» **Aim**
Restate each of the lines given below, word for word.

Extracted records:
- - - -

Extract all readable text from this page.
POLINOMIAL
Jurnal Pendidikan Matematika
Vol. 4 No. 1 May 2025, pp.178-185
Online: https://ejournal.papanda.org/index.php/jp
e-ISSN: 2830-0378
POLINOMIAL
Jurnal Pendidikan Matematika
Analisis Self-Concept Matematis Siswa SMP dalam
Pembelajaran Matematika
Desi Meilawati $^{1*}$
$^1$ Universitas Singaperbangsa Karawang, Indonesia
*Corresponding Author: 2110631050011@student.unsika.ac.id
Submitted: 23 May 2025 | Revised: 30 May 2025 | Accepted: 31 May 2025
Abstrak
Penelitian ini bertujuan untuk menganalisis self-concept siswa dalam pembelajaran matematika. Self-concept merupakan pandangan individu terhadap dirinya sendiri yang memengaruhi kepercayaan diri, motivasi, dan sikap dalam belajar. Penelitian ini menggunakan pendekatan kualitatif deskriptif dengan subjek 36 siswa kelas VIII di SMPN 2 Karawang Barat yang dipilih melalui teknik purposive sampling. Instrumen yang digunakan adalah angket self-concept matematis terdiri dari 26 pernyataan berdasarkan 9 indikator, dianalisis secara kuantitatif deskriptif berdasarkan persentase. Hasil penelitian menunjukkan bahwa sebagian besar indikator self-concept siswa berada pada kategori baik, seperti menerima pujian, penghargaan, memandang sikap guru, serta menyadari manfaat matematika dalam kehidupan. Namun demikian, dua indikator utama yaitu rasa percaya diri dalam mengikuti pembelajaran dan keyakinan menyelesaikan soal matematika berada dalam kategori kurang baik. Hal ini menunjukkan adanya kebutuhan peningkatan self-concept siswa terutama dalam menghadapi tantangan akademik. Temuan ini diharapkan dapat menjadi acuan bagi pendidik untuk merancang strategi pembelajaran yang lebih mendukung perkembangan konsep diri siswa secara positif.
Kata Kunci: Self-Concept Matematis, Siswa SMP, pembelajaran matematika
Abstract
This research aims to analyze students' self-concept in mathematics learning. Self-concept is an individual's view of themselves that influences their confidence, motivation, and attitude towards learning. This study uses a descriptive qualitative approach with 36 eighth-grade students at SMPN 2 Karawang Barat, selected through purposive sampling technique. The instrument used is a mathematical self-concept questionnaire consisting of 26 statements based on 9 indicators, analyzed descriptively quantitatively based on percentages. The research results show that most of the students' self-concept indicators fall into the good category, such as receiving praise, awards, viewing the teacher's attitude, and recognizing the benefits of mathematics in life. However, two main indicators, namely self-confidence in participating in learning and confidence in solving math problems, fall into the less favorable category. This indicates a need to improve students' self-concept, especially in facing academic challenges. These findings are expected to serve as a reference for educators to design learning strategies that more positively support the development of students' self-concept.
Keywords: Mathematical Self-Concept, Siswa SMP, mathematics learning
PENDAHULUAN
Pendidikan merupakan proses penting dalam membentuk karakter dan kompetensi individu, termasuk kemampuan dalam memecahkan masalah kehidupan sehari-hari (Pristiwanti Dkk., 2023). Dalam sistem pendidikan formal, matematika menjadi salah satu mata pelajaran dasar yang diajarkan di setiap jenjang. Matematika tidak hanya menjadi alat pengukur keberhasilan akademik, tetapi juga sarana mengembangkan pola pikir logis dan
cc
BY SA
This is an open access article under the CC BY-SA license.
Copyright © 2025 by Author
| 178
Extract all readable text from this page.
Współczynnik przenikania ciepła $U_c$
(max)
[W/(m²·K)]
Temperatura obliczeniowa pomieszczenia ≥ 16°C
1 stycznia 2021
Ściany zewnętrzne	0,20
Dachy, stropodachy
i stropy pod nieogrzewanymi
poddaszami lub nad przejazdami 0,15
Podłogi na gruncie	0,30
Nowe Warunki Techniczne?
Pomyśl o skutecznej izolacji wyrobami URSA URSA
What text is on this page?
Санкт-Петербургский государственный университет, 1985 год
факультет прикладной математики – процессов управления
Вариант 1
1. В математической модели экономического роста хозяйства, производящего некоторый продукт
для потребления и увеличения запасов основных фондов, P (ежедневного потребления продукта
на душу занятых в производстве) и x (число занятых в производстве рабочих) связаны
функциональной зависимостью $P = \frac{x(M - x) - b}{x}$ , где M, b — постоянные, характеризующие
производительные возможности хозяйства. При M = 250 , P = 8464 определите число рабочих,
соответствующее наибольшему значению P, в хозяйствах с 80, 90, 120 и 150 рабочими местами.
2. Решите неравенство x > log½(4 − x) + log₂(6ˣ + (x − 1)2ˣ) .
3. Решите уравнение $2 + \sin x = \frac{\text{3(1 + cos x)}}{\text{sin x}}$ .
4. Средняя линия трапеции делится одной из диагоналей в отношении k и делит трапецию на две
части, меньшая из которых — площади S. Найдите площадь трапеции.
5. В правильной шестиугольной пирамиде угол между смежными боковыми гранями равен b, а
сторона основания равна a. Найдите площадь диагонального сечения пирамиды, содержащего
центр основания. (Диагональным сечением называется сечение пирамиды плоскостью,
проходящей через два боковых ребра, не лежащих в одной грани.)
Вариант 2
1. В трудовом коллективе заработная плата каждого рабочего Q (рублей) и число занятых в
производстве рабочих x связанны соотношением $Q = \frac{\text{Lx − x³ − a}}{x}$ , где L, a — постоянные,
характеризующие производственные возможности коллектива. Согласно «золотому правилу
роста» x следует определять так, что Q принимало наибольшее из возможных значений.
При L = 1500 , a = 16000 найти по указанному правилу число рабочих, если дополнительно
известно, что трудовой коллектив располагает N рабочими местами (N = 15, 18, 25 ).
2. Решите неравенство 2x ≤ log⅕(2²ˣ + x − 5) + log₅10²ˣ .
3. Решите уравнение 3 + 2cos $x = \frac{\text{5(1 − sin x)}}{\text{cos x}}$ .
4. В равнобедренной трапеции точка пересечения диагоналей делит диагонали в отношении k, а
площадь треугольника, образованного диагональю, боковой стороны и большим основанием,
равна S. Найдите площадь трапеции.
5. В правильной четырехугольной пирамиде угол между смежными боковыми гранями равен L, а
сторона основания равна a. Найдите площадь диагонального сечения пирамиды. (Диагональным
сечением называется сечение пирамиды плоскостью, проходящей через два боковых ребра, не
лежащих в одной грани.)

- - - -

» **Task output**
Extract all readable text from this page.
POLINOMIAL
Jurnal Pendidikan Matematika
Vol. 4 No. 1 May 2025, pp.178-185
Online: https://ejournal.papanda.org/index.php/jp
e-ISSN: 2830-0378
POLINOMIAL
Jurnal Pendidikan Matematika
Analisis Self-Concept Matematis Siswa SMP dalam
Pembelajaran Matematika
Desi Meilawati $^{1*}$
$^1$ Universitas Singaperbangsa Karawang, Indonesia
*Corresponding Author: 2110631050011@student.unsika.ac.id
Submitted: 23 May 2025 | Revised: 30 May 2025 | Accepted: 31 May 2025
Abstrak
Penelitian ini bertujuan untuk menganalisis self-concept siswa dalam pembelajaran matematika. Self-concept merupakan pandangan individu terhadap dirinya sendiri yang memengaruhi kepercayaan diri, motivasi, dan sikap dalam belajar. Penelitian ini menggunakan pendekatan kualitatif deskriptif dengan subjek 36 siswa kelas VIII di SMPN 2 Karawang Barat yang dipilih melalui teknik purposive sampling. Instrumen yang digunakan adalah angket self-concept matematis terdiri dari 26 pernyataan berdasarkan 9 indikator, dianalisis secara kuantitatif deskriptif berdasarkan persentase. Hasil penelitian menunjukkan bahwa sebagian besar indikator self-concept siswa berada pada kategori baik, seperti menerima pujian, penghargaan, memandang sikap guru, serta menyadari manfaat matematika dalam kehidupan. Namun demikian, dua indikator utama yaitu rasa percaya diri dalam mengikuti pembelajaran dan keyakinan menyelesaikan soal matematika berada dalam kategori kurang baik. Hal ini menunjukkan adanya kebutuhan peningkatan self-concept siswa terutama dalam menghadapi tantangan akademik. Temuan ini diharapkan dapat menjadi acuan bagi pendidik untuk merancang strategi pembelajaran yang lebih mendukung perkembangan konsep diri siswa secara positif.
Kata Kunci: Self-Concept Matematis, Siswa SMP, pembelajaran matematika
Abstract
This research aims to analyze students' self-concept in mathematics learning. Self-concept is an individual's view of themselves that influences their confidence, motivation, and attitude towards learning. This study uses a descriptive qualitative approach with 36 eighth-grade students at SMPN 2 Karawang Barat, selected through purposive sampling technique. The instrument used is a mathematical self-concept questionnaire consisting of 26 statements based on 9 indicators, analyzed descriptively quantitatively based on percentages. The research results show that most of the students' self-concept indicators fall into the good category, such as receiving praise, awards, viewing the teacher's attitude, and recognizing the benefits of mathematics in life. However, two main indicators, namely self-confidence in participating in learning and confidence in solving math problems, fall into the less favorable category. This indicates a need to improve students' self-concept, especially in facing academic challenges. These findings are expected to serve as a reference for educators to design learning strategies that more positively support the development of students' self-concept.
Keywords: Mathematical Self-Concept, Siswa SMP, mathematics learning
PENDAHULUAN
Pendidikan merupakan proses penting dalam membentuk karakter dan kompetensi individu, termasuk kemampuan dalam memecahkan masalah kehidupan sehari-hari (Pristiwanti Dkk., 2023). Dalam sistem pendidikan formal, matematika menjadi salah satu mata pelajaran dasar yang diajarkan di setiap jenjang. Matematika tidak hanya menjadi alat pengukur keberhasilan akademik, tetapi juga sarana mengembangkan pola pikir logis dan
cc
BY SA
This is an open access article under the CC BY-SA license.
Copyright © 2025 by Author
| 178
Extract all readable text from this page.
Współczynnik przenikania ciepła $U_c$
(max)
[W/(m²·K)]
Temperatura obliczeniowa pomieszczenia ≥ 16°C
1 stycznia 2021
Ściany zewnętrzne	0,20
Dachy, stropodachy
i stropy pod nieogrzewanymi
poddaszami lub nad przejazdami 0,15
Podłogi na gruncie	0,30
Nowe Warunki Techniczne?
Pomyśl o skutecznej izolacji wyrobami URSA URSA
What text is on this page?
Санкт-Петербургский государственный университет, 1985 год
факультет прикладной математики – процессов управления
Вариант 1
1. В математической модели экономического роста хозяйства, производящего некоторый продукт
для потребления и увеличения запасов основных фондов, P (ежедневного потребления продукта
на душу занятых в производстве) и x (число занятых в производстве рабочих) связаны
функциональной зависимостью $P = \frac{x(M - x) - b}{x}$ , где M, b — постоянные, характеризующие
производительные возможности хозяйства. При M = 250 , P = 8464 определите число рабочих,
соответствующее наибольшему значению P, в хозяйствах с 80, 90, 120 и 150 рабочими местами.
2. Решите неравенство x > log½(4 − x) + log₂(6ˣ + (x − 1)2ˣ) .
3. Решите уравнение $2 + \sin x = \frac{\text{3(1 + cos x)}}{\text{sin x}}$ .
4. Средняя линия трапеции делится одной из диагоналей в отношении k и делит трапецию на две
части, меньшая из которых — площади S. Найдите площадь трапеции.
5. В правильной шестиугольной пирамиде угол между смежными боковыми гранями равен b, а
сторона основания равна a. Найдите площадь диагонального сечения пирамиды, содержащего
центр основания. (Диагональным сечением называется сечение пирамиды плоскостью,
проходящей через два боковых ребра, не лежащих в одной грани.)
Вариант 2
1. В трудовом коллективе заработная плата каждого рабочего Q (рублей) и число занятых в
производстве рабочих x связанны соотношением $Q = \frac{\text{Lx − x³ − a}}{x}$ , где L, a — постоянные,
характеризующие производственные возможности коллектива. Согласно «золотому правилу
роста» x следует определять так, что Q принимало наибольшее из возможных значений.
При L = 1500 , a = 16000 найти по указанному правилу число рабочих, если дополнительно
известно, что трудовой коллектив располагает N рабочими местами (N = 15, 18, 25 ).
2. Решите неравенство 2x ≤ log⅕(2²ˣ + x − 5) + log₅10²ˣ .
3. Решите уравнение 3 + 2cos $x = \frac{\text{5(1 − sin x)}}{\text{cos x}}$ .
4. В равнобедренной трапеции точка пересечения диагоналей делит диагонали в отношении k, а
площадь треугольника, образованного диагональю, боковой стороны и большим основанием,
равна S. Найдите площадь трапеции.
5. В правильной четырехугольной пирамиде угол между смежными боковыми гранями равен L, а
сторона основания равна a. Найдите площадь диагонального сечения пирамиды. (Диагональным
сечением называется сечение пирамиды плоскостью, проходящей через два боковых ребра, не
лежащих в одной грани.)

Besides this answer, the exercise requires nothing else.